EXERCISE INSTRUCTIONS – In full and without deviation, write out the entries that follow.

Figure record listings –
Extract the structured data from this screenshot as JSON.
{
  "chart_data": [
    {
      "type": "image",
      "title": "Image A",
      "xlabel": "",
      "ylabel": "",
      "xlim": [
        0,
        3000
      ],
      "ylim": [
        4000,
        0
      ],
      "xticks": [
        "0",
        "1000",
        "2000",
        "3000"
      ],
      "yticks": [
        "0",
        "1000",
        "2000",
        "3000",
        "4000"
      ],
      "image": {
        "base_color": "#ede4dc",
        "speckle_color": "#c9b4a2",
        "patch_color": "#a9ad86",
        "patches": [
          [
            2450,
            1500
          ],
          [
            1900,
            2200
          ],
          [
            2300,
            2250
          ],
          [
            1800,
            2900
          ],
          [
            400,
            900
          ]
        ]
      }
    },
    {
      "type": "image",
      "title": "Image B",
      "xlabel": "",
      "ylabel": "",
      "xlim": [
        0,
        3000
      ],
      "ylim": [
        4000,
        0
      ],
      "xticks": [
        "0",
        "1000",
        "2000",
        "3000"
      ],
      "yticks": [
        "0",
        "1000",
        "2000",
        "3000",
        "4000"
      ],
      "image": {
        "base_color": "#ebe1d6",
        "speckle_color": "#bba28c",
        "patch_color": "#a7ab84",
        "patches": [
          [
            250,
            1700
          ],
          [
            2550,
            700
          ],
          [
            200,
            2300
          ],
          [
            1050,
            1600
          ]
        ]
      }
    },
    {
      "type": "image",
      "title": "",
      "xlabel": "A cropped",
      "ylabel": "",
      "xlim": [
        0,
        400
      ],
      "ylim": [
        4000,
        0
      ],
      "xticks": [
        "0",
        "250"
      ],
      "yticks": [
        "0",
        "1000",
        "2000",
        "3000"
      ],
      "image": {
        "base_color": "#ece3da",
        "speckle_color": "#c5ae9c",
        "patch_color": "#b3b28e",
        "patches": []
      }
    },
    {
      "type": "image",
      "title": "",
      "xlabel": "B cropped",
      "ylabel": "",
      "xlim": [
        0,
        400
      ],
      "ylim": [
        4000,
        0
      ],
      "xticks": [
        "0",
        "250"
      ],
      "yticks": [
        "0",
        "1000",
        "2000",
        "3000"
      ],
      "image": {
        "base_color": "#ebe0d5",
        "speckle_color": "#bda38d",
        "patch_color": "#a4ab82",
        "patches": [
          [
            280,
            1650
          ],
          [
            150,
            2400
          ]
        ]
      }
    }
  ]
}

OUTPUT –
Extract the structured data from this screenshot as JSON.
{
  "chart_data": [
    {
      "type": "image",
      "title": "Image A",
      "xlabel": "",
      "ylabel": "",
      "xlim": [
        0,
        3000
      ],
      "ylim": [
        4000,
        0
      ],
      "xticks": [
        "0",
        "1000",
        "2000",
        "3000"
      ],
      "yticks": [
        "0",
        "1000",
        "2000",
        "3000",
        "4000"
      ],
      "image": {
        "base_color": "#ede4dc",
        "speckle_color": "#c9b4a2",
        "patch_color": "#a9ad86",
        "patches": [
          [
            2450,
            1500
          ],
          [
            1900,
            2200
          ],
          [
            2300,
            2250
          ],
          [
            1800,
            2900
          ],
          [
            400,
            900
          ]
        ]
      }
    },
    {
      "type": "image",
      "title": "Image B",
      "xlabel": "",
      "ylabel": "",
      "xlim": [
        0,
        3000
      ],
      "ylim": [
        4000,
        0
      ],
      "xticks": [
        "0",
        "1000",
        "2000",
        "3000"
      ],
      "yticks": [
        "0",
        "1000",
        "2000",
        "3000",
        "4000"
      ],
      "image": {
        "base_color": "#ebe1d6",
        "speckle_color": "#bba28c",
        "patch_color": "#a7ab84",
        "patches": [
          [
            250,
            1700
          ],
          [
            2550,
            700
          ],
          [
            200,
            2300
          ],
          [
            1050,
            1600
          ]
        ]
      }
    },
    {
      "type": "image",
      "title": "",
      "xlabel": "A cropped",
      "ylabel": "",
      "xlim": [
        0,
        400
      ],
      "ylim": [
        4000,
        0
      ],
      "xticks": [
        "0",
        "250"
      ],
      "yticks": [
        "0",
        "1000",
        "2000",
        "3000"
      ],
      "image": {
        "base_color": "#ece3da",
        "speckle_color": "#c5ae9c",
        "patch_color": "#b3b28e",
        "patches": []
      }
    },
    {
      "type": "image",
      "title": "",
      "xlabel": "B cropped",
      "ylabel": "",
      "xlim": [
        0,
        400
      ],
      "ylim": [
        4000,
        0
      ],
      "xticks": [
        "0",
        "250"
      ],
      "yticks": [
        "0",
        "1000",
        "2000",
        "3000"
      ],
      "image": {
        "base_color": "#ebe0d5",
        "speckle_color": "#bda38d",
        "patch_color": "#a4ab82",
        "patches": [
          [
            280,
            1650
          ],
          [
            150,
            2400
          ]
        ]
      }
    }
  ]
}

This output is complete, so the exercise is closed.